OBJECTIVE »
Go over the entries below line by line, copying each one that contains the word "this".

== == ==

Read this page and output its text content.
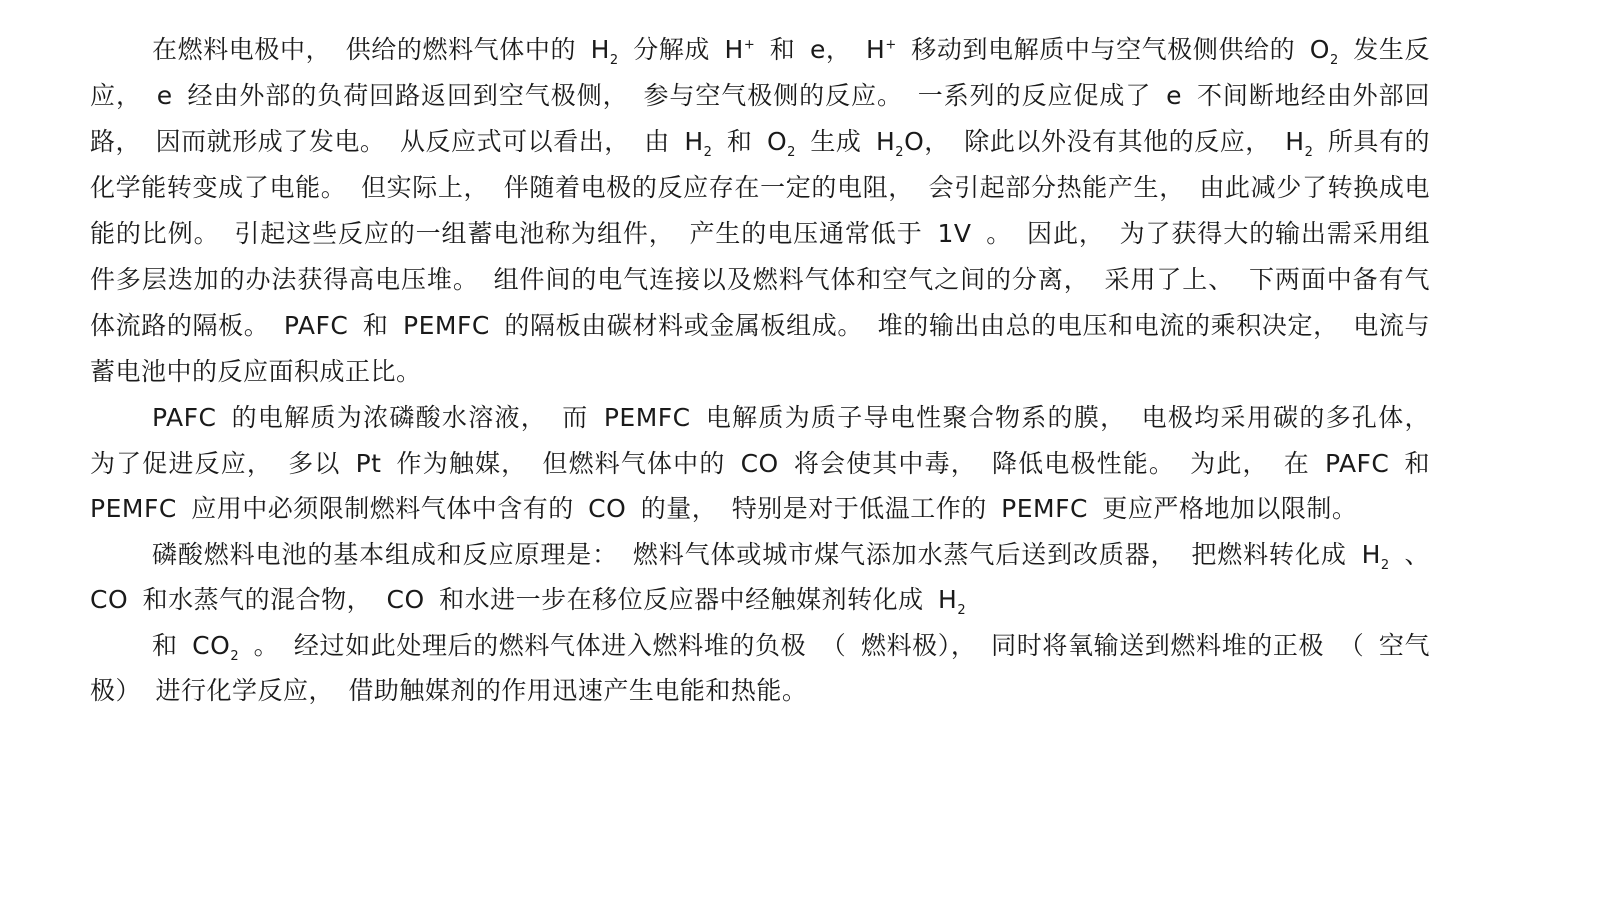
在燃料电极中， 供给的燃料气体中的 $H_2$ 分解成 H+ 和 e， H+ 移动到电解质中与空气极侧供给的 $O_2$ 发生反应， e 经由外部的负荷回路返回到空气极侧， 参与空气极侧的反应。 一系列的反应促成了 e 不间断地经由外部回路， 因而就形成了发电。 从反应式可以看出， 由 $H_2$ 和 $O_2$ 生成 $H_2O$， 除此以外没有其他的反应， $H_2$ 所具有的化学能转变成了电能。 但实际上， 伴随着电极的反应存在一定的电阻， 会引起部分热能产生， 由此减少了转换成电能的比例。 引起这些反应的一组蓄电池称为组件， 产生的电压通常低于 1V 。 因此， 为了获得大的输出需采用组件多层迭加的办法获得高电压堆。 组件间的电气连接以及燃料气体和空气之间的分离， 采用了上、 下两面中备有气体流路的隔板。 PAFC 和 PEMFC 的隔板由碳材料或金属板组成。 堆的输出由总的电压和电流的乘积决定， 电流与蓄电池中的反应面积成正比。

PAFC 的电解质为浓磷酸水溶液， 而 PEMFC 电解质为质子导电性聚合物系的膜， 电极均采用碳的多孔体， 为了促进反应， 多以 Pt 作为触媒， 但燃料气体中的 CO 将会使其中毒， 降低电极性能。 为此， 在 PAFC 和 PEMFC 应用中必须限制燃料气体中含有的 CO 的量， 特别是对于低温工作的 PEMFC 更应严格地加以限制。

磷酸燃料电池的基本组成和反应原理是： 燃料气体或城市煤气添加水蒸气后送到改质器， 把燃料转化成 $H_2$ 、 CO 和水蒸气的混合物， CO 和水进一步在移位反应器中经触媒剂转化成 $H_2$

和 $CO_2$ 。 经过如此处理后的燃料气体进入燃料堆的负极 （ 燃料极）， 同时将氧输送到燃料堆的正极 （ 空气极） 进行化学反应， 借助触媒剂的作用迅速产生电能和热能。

== == ==

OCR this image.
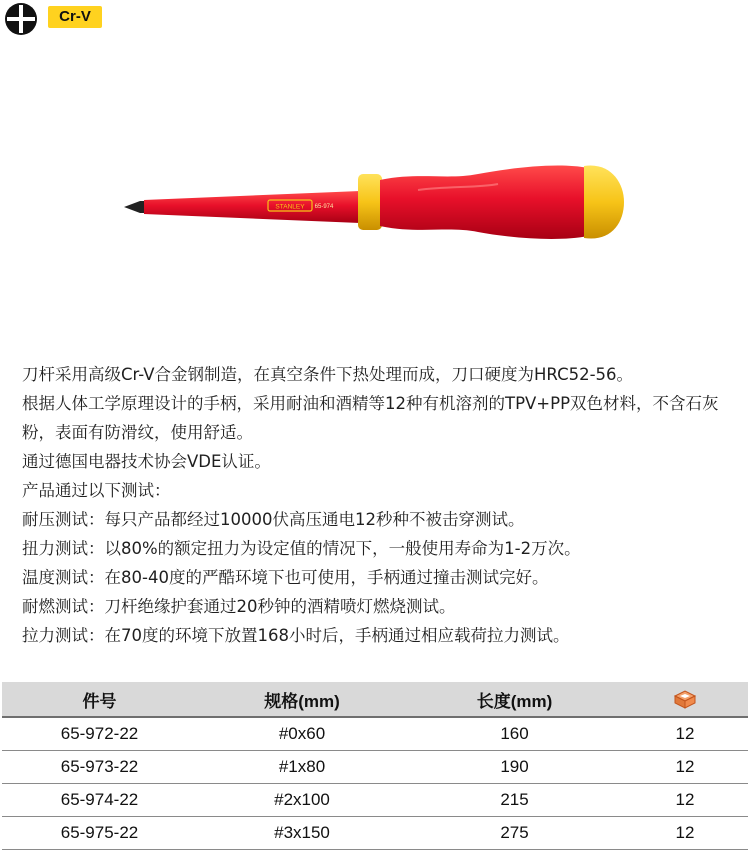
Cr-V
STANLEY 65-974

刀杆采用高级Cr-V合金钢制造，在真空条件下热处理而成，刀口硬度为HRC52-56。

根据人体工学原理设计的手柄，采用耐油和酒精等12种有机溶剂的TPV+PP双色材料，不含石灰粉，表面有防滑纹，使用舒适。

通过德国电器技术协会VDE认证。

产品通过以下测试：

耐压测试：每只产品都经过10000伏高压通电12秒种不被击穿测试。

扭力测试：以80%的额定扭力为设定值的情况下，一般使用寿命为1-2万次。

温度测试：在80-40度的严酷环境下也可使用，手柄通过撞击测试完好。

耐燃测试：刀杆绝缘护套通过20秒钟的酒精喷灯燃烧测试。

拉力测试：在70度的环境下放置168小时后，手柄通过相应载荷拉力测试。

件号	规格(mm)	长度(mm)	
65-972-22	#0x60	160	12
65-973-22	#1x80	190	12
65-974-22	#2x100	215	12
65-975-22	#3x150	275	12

== == ==

COMPLETE RESPONSE »
Read this page and output its text content.
OCR this image.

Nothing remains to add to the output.